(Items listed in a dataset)
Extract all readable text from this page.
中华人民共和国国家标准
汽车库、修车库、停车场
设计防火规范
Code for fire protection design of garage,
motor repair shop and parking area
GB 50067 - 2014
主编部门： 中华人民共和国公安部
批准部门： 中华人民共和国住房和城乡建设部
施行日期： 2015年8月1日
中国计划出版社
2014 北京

▶ To be done
Repeat all the entries word for word.

▶ Solution for this problem
Extract all readable text from this page.
中华人民共和国国家标准
汽车库、修车库、停车场
设计防火规范
Code for fire protection design of garage,
motor repair shop and parking area
GB 50067 - 2014
主编部门： 中华人民共和国公安部
批准部门： 中华人民共和国住房和城乡建设部
施行日期： 2015年8月1日
中国计划出版社
2014 北京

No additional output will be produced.